Description of the task:
Go through the entries one line at a time, and gather every line that has the word "increased".

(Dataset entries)
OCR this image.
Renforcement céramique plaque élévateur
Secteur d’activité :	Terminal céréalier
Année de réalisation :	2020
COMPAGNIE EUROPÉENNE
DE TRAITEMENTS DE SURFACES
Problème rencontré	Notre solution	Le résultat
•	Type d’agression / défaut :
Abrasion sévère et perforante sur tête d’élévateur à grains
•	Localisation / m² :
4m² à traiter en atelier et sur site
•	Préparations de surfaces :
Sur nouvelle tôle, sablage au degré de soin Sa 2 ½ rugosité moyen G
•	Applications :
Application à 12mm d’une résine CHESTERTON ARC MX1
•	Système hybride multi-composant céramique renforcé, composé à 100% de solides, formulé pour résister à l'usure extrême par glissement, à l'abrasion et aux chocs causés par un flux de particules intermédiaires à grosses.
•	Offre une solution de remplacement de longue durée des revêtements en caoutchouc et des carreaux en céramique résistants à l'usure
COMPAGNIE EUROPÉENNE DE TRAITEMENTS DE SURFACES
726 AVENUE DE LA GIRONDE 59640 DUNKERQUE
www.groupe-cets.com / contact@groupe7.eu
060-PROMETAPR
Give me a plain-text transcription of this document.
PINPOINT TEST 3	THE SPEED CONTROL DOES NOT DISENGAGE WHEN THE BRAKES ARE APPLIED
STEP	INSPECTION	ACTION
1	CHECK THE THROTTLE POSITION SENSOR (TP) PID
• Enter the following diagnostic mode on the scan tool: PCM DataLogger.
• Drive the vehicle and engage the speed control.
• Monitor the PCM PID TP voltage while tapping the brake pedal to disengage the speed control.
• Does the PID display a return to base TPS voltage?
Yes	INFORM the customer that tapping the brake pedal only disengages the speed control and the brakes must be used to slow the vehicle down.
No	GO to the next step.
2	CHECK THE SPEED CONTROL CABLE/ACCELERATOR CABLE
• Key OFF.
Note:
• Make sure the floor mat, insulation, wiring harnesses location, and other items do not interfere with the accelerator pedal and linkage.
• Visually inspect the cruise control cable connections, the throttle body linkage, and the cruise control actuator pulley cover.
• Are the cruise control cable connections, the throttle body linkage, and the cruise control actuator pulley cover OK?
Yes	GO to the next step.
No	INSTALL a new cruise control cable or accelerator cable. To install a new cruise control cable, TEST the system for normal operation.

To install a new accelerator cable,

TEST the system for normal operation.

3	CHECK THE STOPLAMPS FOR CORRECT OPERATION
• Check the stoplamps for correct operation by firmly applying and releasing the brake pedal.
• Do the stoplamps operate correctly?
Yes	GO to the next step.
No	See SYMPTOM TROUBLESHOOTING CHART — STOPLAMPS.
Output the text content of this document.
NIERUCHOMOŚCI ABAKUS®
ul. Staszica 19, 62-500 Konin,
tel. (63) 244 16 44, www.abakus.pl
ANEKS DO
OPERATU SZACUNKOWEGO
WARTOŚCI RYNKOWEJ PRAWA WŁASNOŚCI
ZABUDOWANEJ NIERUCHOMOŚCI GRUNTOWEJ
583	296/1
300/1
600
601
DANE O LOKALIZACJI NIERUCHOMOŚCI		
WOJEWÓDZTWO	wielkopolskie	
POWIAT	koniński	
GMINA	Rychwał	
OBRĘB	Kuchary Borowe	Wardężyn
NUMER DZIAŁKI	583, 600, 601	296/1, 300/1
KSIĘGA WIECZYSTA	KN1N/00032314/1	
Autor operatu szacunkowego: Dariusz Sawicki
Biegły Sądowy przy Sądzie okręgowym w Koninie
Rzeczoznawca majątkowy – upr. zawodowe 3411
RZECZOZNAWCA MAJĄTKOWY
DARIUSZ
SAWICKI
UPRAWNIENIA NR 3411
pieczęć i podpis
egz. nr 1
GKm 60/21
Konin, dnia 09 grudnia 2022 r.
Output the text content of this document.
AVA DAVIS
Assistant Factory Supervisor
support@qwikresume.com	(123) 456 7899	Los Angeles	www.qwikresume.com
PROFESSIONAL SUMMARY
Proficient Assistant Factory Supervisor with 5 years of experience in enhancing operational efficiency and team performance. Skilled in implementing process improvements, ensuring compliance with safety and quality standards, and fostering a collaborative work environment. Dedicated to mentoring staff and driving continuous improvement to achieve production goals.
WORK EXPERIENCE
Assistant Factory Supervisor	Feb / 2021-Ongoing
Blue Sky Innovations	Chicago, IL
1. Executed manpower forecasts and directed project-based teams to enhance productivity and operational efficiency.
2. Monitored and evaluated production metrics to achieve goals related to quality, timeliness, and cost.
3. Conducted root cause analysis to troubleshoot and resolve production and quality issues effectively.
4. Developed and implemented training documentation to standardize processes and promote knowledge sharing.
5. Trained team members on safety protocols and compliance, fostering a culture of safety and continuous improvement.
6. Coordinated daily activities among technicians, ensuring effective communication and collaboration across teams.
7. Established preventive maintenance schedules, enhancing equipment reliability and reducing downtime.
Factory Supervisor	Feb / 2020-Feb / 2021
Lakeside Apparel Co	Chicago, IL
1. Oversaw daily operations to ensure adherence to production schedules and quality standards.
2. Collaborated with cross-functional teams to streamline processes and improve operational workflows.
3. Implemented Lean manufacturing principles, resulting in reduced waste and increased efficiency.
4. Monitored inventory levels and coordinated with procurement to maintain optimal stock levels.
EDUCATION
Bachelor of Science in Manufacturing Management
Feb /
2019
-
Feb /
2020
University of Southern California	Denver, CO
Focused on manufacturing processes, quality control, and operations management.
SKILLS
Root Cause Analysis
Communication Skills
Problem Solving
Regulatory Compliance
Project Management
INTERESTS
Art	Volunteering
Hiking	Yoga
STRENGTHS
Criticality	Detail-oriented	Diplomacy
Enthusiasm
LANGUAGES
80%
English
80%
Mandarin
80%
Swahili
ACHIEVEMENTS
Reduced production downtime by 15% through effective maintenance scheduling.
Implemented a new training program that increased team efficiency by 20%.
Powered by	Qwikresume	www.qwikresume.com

Full output:
3. Implemented Lean manufacturing principles, resulting in reduced waste and increased efficiency.
Implemented a new training program that increased team efficiency by 20%.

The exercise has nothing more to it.